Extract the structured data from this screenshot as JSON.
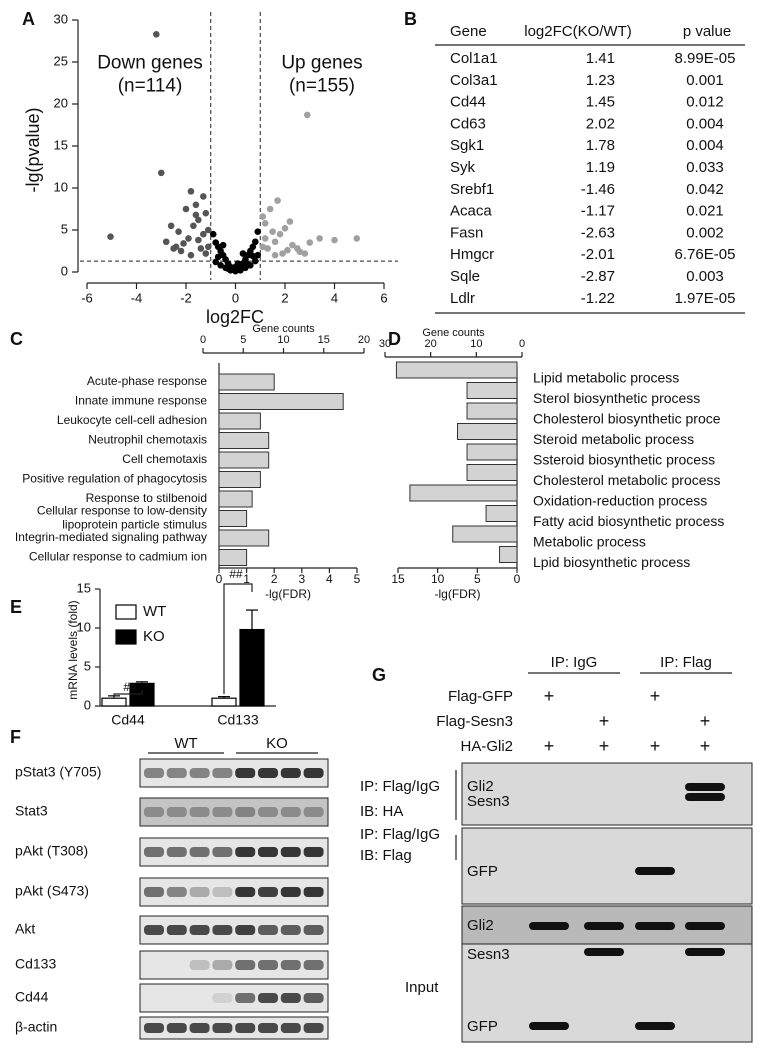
{
  "panel_labels": [
    "A",
    "B",
    "C",
    "D",
    "E",
    "F",
    "G"
  ],
  "chart_data": [
    {
      "type": "scatter",
      "xlabel": "log2FC",
      "ylabel": "-lg(pvalue)",
      "annotations": [
        "Down genes\n(n=114)",
        "Up genes\n(n=155)"
      ],
      "xlim": [
        -6,
        6
      ],
      "xticks": [
        -6,
        -4,
        -2,
        0,
        2,
        4,
        6
      ],
      "ylim": [
        0,
        30
      ],
      "yticks": [
        0,
        5,
        10,
        15,
        20,
        25,
        30
      ],
      "vlines": [
        -1,
        1
      ],
      "hline": 1.3,
      "series": [
        {
          "color": "#555555",
          "x": [
            -3.2,
            -3.0,
            -5.05,
            -2.6,
            -2.3,
            -2.0,
            -1.8,
            -1.6,
            -1.5,
            -1.3,
            -1.2,
            -1.1,
            -2.8,
            -2.5,
            -2.2,
            -1.9,
            -1.7,
            -1.4,
            -1.2,
            -2.1,
            -1.6,
            -1.3,
            -1.1,
            -2.4,
            -1.8,
            -1.5
          ],
          "values": [
            28.3,
            11.8,
            4.2,
            5.5,
            4.8,
            7.5,
            9.6,
            8.0,
            6.2,
            4.5,
            7.0,
            3.0,
            3.6,
            2.8,
            2.5,
            4.0,
            5.5,
            2.8,
            2.2,
            3.4,
            6.8,
            9.0,
            5.0,
            3.0,
            2.0,
            3.8
          ]
        },
        {
          "color": "#a0a0a0",
          "x": [
            2.9,
            4.0,
            4.9,
            3.4,
            3.0,
            2.5,
            2.2,
            2.0,
            1.8,
            1.6,
            1.4,
            1.2,
            1.1,
            2.6,
            2.3,
            1.9,
            1.7,
            1.5,
            1.3,
            1.1,
            2.1,
            1.6,
            1.2,
            2.8
          ],
          "values": [
            18.7,
            3.8,
            4.0,
            4.0,
            3.5,
            2.8,
            6.0,
            5.2,
            4.5,
            3.6,
            7.5,
            5.8,
            3.0,
            2.4,
            3.2,
            2.2,
            8.5,
            4.8,
            2.8,
            6.6,
            2.6,
            2.0,
            4.0,
            2.2
          ]
        },
        {
          "color": "#000000",
          "x": [
            -0.9,
            -0.8,
            -0.7,
            -0.6,
            -0.5,
            -0.4,
            -0.3,
            -0.2,
            -0.1,
            0,
            0.1,
            0.2,
            0.3,
            0.4,
            0.5,
            0.6,
            0.7,
            0.8,
            0.9,
            -0.8,
            -0.6,
            -0.4,
            -0.2,
            0,
            0.2,
            0.4,
            0.6,
            0.8,
            -0.7,
            -0.3,
            0.1,
            0.5,
            0.9,
            -0.5,
            0.3,
            0.7
          ],
          "values": [
            4.5,
            3.5,
            3.0,
            2.5,
            2.0,
            1.5,
            1.0,
            0.6,
            0.3,
            0.1,
            0.3,
            0.6,
            1.0,
            1.5,
            2.0,
            2.5,
            3.0,
            3.6,
            4.8,
            1.2,
            0.8,
            0.5,
            0.2,
            0.6,
            0.2,
            0.5,
            0.8,
            1.3,
            1.8,
            0.4,
            1.0,
            0.9,
            2.0,
            3.2,
            2.2,
            1.9
          ]
        }
      ]
    },
    {
      "type": "barh",
      "xlabel": "-lg(FDR)",
      "x2label": "Gene counts",
      "color": "#d3d3d3",
      "categories": [
        "Acute-phase response",
        "Innate immune response",
        "Leukocyte cell-cell adhesion",
        "Neutrophil chemotaxis",
        "Cell chemotaxis",
        "Positive regulation of phagocytosis",
        "Response to stilbenoid",
        "Cellular response to low-density\nlipoprotein particle stimulus",
        "Integrin-mediated signaling pathway",
        "Cellular response to cadmium ion"
      ],
      "values": [
        2.0,
        4.5,
        1.5,
        1.8,
        1.8,
        1.5,
        1.2,
        1.0,
        1.8,
        1.0
      ],
      "xlim": [
        0,
        5
      ],
      "xticks": [
        0,
        1,
        2,
        3,
        4,
        5
      ],
      "x2lim": [
        0,
        20
      ],
      "x2ticks": [
        0,
        5,
        10,
        15,
        20
      ]
    },
    {
      "type": "barh",
      "xlabel": "-lg(FDR)",
      "x2label": "Gene counts",
      "color": "#d3d3d3",
      "categories": [
        "Lipid metabolic process",
        "Sterol biosynthetic process",
        "Cholesterol biosynthetic proce",
        "Steroid metabolic process",
        "Ssteroid biosynthetic process",
        "Cholesterol metabolic process",
        "Oxidation-reduction process",
        "Fatty acid biosynthetic process",
        "Metabolic process",
        "Lpid biosynthetic process"
      ],
      "values": [
        15.2,
        6.3,
        6.3,
        7.5,
        6.3,
        6.3,
        13.5,
        3.9,
        8.1,
        2.2
      ],
      "xlim": [
        15,
        0
      ],
      "xticks": [
        15,
        10,
        5,
        0
      ],
      "x2lim": [
        30,
        0
      ],
      "x2ticks": [
        30,
        20,
        10,
        0
      ]
    },
    {
      "type": "bar",
      "ylabel": "mRNA levels (fold)",
      "categories": [
        "Cd44",
        "Cd133"
      ],
      "annotations": [
        "##",
        "##"
      ],
      "series": [
        {
          "name": "WT",
          "color": "#ffffff",
          "values": [
            1.0,
            1.0
          ],
          "errors": [
            0.3,
            0.2
          ]
        },
        {
          "name": "KO",
          "color": "#000000",
          "values": [
            2.9,
            9.8
          ],
          "errors": [
            0.2,
            2.5
          ]
        }
      ],
      "ylim": [
        0,
        15
      ],
      "yticks": [
        0,
        5,
        10,
        15
      ]
    }
  ],
  "table": {
    "columns": [
      "Gene",
      "log2FC(KO/WT)",
      "p value"
    ],
    "rows": [
      [
        "Col1a1",
        "1.41",
        "8.99E-05"
      ],
      [
        "Col3a1",
        "1.23",
        "0.001"
      ],
      [
        "Cd44",
        "1.45",
        "0.012"
      ],
      [
        "Cd63",
        "2.02",
        "0.004"
      ],
      [
        "Sgk1",
        "1.78",
        "0.004"
      ],
      [
        "Syk",
        "1.19",
        "0.033"
      ],
      [
        "Srebf1",
        "-1.46",
        "0.042"
      ],
      [
        "Acaca",
        "-1.17",
        "0.021"
      ],
      [
        "Fasn",
        "-2.63",
        "0.002"
      ],
      [
        "Hmgcr",
        "-2.01",
        "6.76E-05"
      ],
      [
        "Sqle",
        "-2.87",
        "0.003"
      ],
      [
        "Ldlr",
        "-1.22",
        "1.97E-05"
      ]
    ]
  },
  "panel_f": {
    "groups": [
      "WT",
      "KO"
    ],
    "rows": [
      "pStat3 (Y705)",
      "Stat3",
      "pAkt (T308)",
      "pAkt (S473)",
      "Akt",
      "Cd133",
      "Cd44",
      "β-actin"
    ]
  },
  "panel_g": {
    "ip_headers": [
      "IP: IgG",
      "IP: Flag"
    ],
    "treatments": [
      {
        "label": "Flag-GFP",
        "cells": [
          "+",
          null,
          "+",
          null
        ]
      },
      {
        "label": "Flag-Sesn3",
        "cells": [
          null,
          "+",
          null,
          "+"
        ]
      },
      {
        "label": "HA-Gli2",
        "cells": [
          "+",
          "+",
          "+",
          "+"
        ]
      }
    ],
    "blocks": [
      {
        "labels": [
          "IP: Flag/IgG",
          "IB: HA"
        ],
        "bands": [
          "Gli2"
        ]
      },
      {
        "labels": [
          "IP: Flag/IgG",
          "IB: Flag"
        ],
        "bands": [
          "Sesn3",
          "GFP"
        ]
      },
      {
        "labels": [
          "Input"
        ],
        "bands": [
          "Gli2",
          "Sesn3",
          "GFP"
        ]
      }
    ]
  }
}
----
## [TASK TO CARRY OUT]
Go through the listing above. Show each line where the word "ylabel" is found.

## [EXERCISE SOLUTION]
      "ylabel": "-lg(pvalue)",
      "ylabel": "mRNA levels (fold)",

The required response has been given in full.